▶ [GIVEN DATA]:
========
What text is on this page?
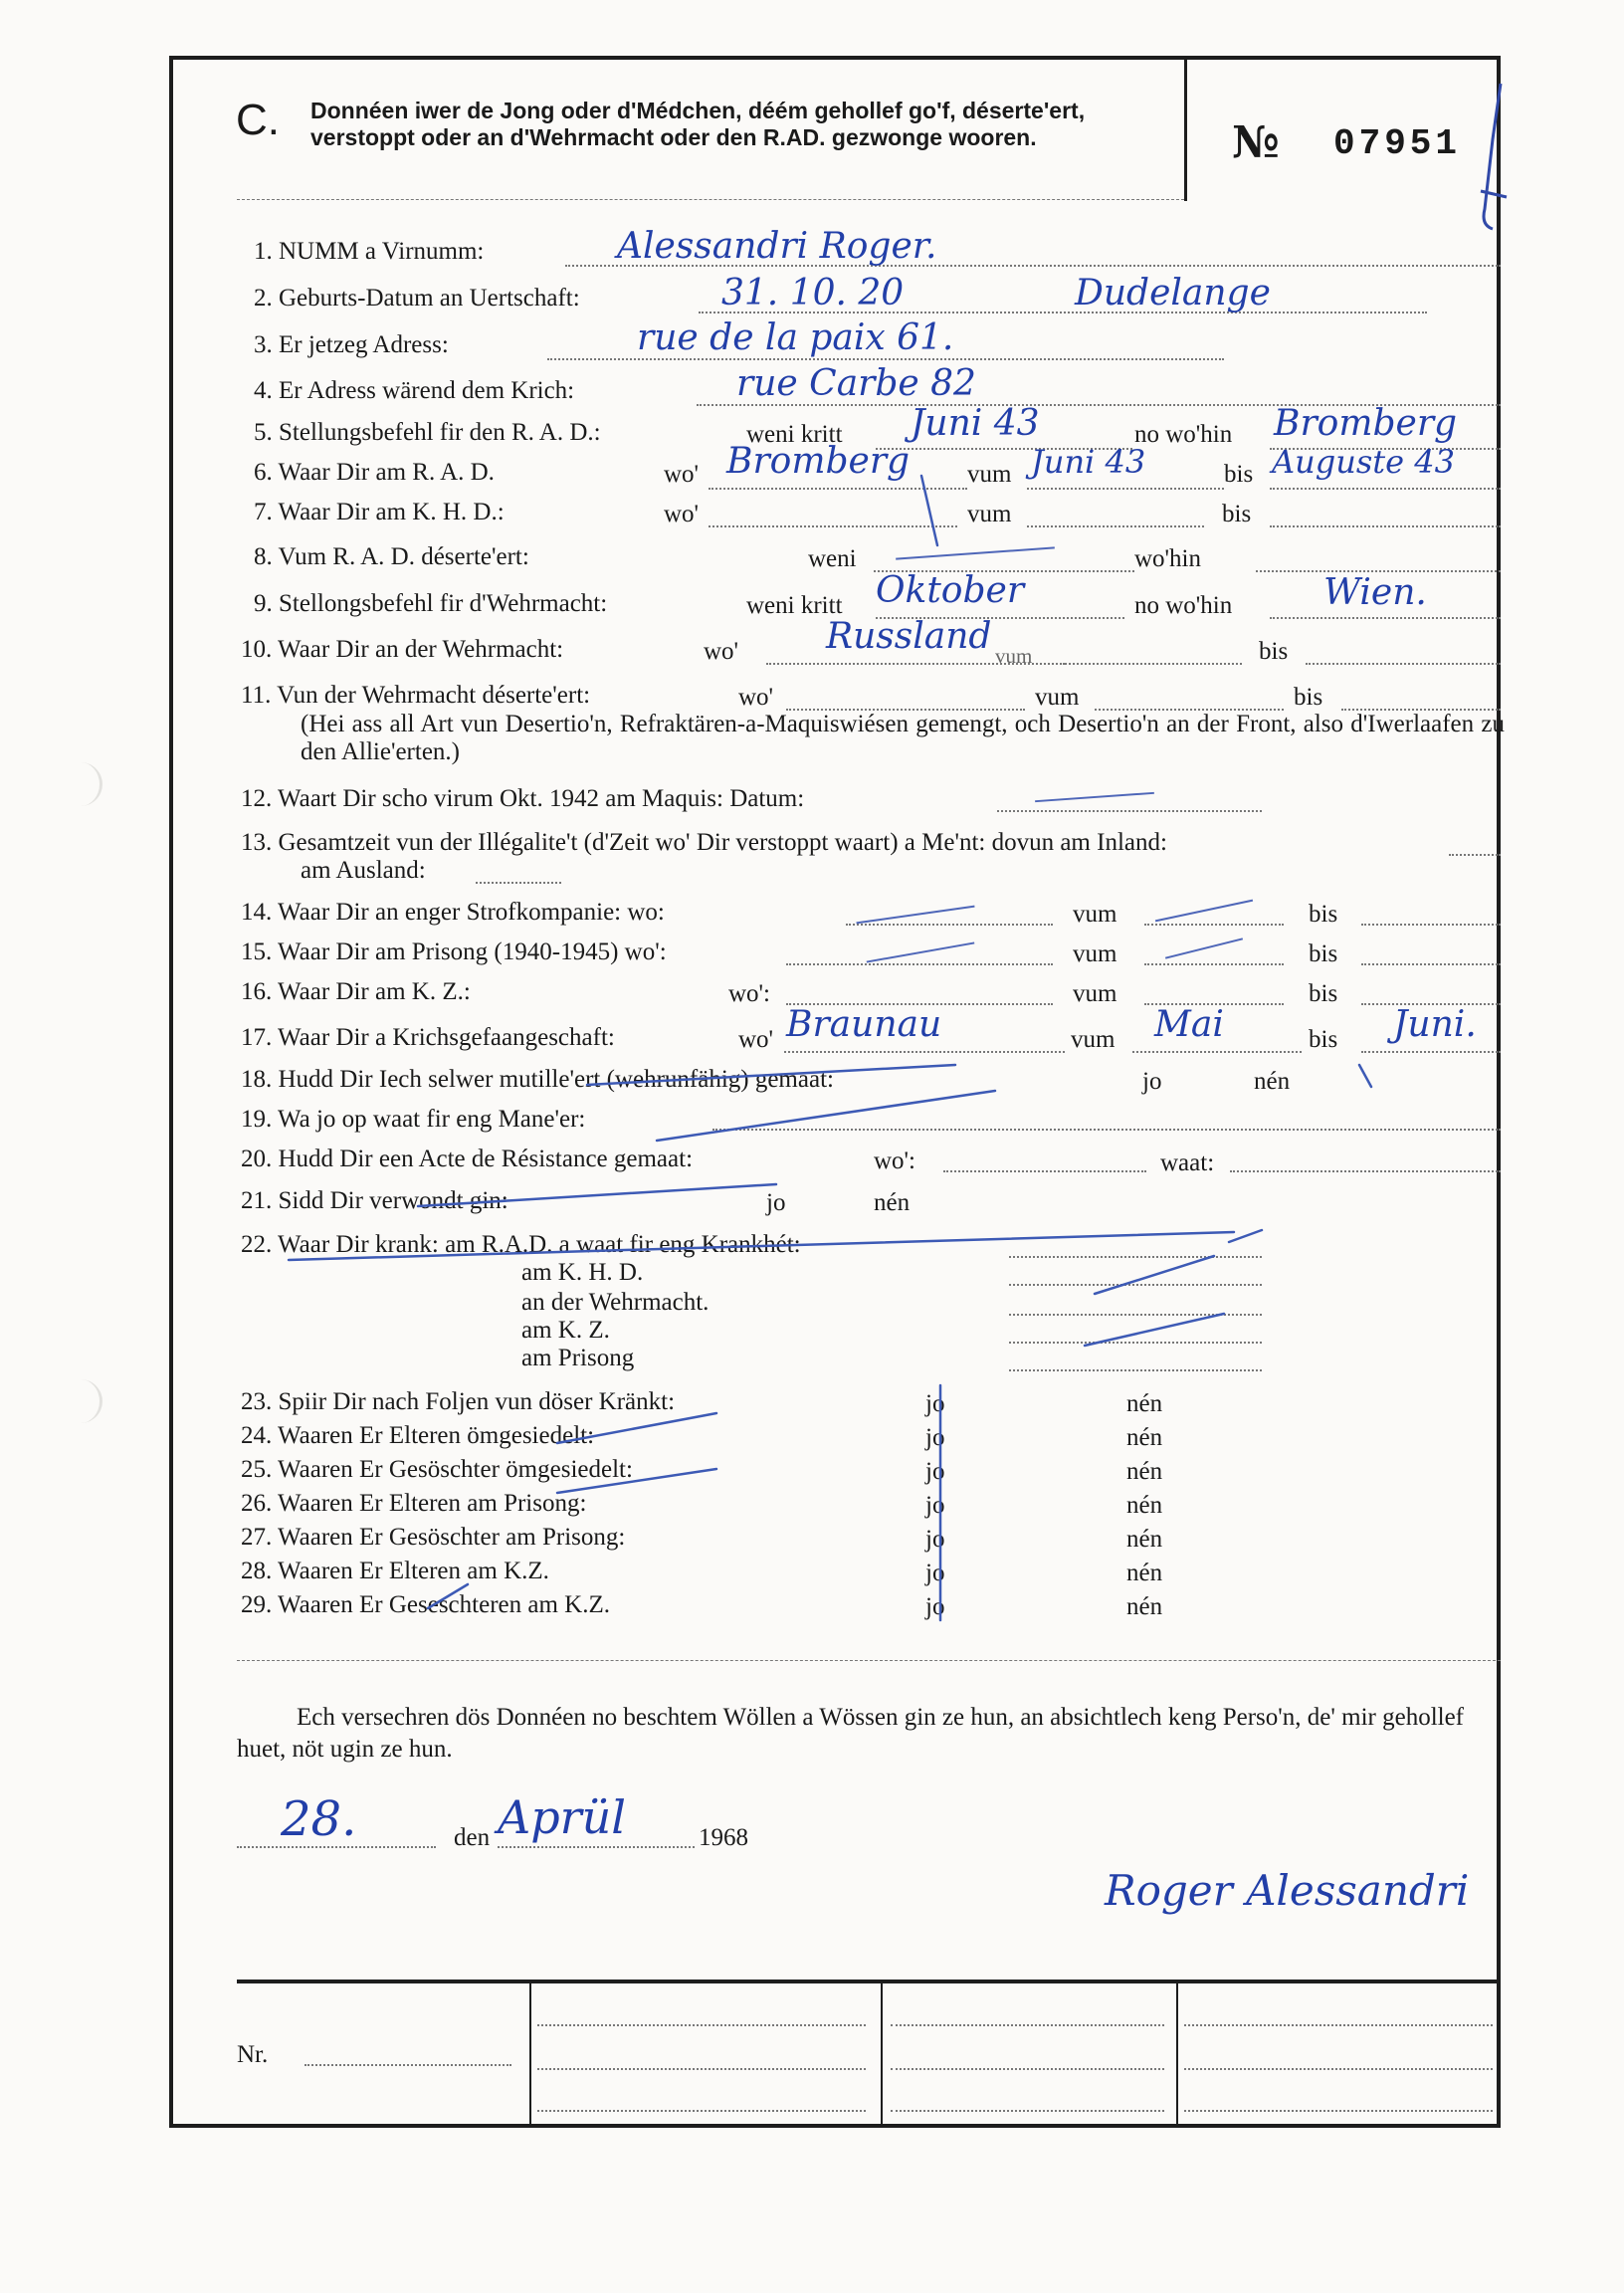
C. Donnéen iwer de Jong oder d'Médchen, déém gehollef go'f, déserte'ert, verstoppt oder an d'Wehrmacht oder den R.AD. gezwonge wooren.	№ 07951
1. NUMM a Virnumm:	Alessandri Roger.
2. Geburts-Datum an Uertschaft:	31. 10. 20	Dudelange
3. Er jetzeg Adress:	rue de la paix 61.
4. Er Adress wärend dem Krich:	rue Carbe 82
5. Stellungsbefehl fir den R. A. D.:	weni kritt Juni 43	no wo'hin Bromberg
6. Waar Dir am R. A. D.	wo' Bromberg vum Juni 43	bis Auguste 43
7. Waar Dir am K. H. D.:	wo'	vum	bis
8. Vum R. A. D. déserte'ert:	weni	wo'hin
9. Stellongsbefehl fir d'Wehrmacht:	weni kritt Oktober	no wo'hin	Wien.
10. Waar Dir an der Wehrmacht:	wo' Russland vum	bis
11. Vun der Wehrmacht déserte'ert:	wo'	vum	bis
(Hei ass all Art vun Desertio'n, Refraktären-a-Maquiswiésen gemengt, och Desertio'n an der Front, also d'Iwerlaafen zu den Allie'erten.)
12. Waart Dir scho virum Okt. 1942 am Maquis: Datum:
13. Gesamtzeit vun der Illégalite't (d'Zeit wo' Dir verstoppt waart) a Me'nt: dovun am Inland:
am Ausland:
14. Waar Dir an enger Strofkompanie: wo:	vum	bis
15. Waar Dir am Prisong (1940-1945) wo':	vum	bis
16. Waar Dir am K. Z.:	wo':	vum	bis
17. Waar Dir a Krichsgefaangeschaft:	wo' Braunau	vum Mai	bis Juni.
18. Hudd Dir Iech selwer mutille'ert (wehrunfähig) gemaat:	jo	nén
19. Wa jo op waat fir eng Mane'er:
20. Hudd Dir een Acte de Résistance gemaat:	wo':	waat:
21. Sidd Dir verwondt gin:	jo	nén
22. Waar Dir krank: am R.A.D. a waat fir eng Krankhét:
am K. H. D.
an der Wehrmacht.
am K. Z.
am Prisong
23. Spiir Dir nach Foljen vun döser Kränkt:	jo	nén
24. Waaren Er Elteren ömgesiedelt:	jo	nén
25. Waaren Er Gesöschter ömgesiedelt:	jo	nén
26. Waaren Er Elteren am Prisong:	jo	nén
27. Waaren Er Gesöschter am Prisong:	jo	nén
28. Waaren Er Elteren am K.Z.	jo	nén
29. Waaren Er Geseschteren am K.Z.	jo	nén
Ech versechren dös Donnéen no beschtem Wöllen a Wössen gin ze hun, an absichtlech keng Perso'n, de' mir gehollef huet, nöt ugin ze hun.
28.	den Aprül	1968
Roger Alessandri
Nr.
========
▶ [GIVEN TASK]: Word for word, quote the full listing, omitting every picture.

▶ [TASK RESPONSE]:
What text is on this page?
C. Donnéen iwer de Jong oder d'Médchen, déém gehollef go'f, déserte'ert, verstoppt oder an d'Wehrmacht oder den R.AD. gezwonge wooren.	№ 07951
1. NUMM a Virnumm:	Alessandri Roger.
2. Geburts-Datum an Uertschaft:	31. 10. 20	Dudelange
3. Er jetzeg Adress:	rue de la paix 61.
4. Er Adress wärend dem Krich:	rue Carbe 82
5. Stellungsbefehl fir den R. A. D.:	weni kritt Juni 43	no wo'hin Bromberg
6. Waar Dir am R. A. D.	wo' Bromberg vum Juni 43	bis Auguste 43
7. Waar Dir am K. H. D.:	wo'	vum	bis
8. Vum R. A. D. déserte'ert:	weni	wo'hin
9. Stellongsbefehl fir d'Wehrmacht:	weni kritt Oktober	no wo'hin	Wien.
10. Waar Dir an der Wehrmacht:	wo' Russland vum	bis
11. Vun der Wehrmacht déserte'ert:	wo'	vum	bis
(Hei ass all Art vun Desertio'n, Refraktären-a-Maquiswiésen gemengt, och Desertio'n an der Front, also d'Iwerlaafen zu den Allie'erten.)
12. Waart Dir scho virum Okt. 1942 am Maquis: Datum:
13. Gesamtzeit vun der Illégalite't (d'Zeit wo' Dir verstoppt waart) a Me'nt: dovun am Inland:
am Ausland:
14. Waar Dir an enger Strofkompanie: wo:	vum	bis
15. Waar Dir am Prisong (1940-1945) wo':	vum	bis
16. Waar Dir am K. Z.:	wo':	vum	bis
17. Waar Dir a Krichsgefaangeschaft:	wo' Braunau	vum Mai	bis Juni.
18. Hudd Dir Iech selwer mutille'ert (wehrunfähig) gemaat:	jo	nén
19. Wa jo op waat fir eng Mane'er:
20. Hudd Dir een Acte de Résistance gemaat:	wo':	waat:
21. Sidd Dir verwondt gin:	jo	nén
22. Waar Dir krank: am R.A.D. a waat fir eng Krankhét:
am K. H. D.
an der Wehrmacht.
am K. Z.
am Prisong
23. Spiir Dir nach Foljen vun döser Kränkt:	jo	nén
24. Waaren Er Elteren ömgesiedelt:	jo	nén
25. Waaren Er Gesöschter ömgesiedelt:	jo	nén
26. Waaren Er Elteren am Prisong:	jo	nén
27. Waaren Er Gesöschter am Prisong:	jo	nén
28. Waaren Er Elteren am K.Z.	jo	nén
29. Waaren Er Geseschteren am K.Z.	jo	nén
Ech versechren dös Donnéen no beschtem Wöllen a Wössen gin ze hun, an absichtlech keng Perso'n, de' mir gehollef huet, nöt ugin ze hun.
28.	den Aprül	1968
Roger Alessandri
Nr.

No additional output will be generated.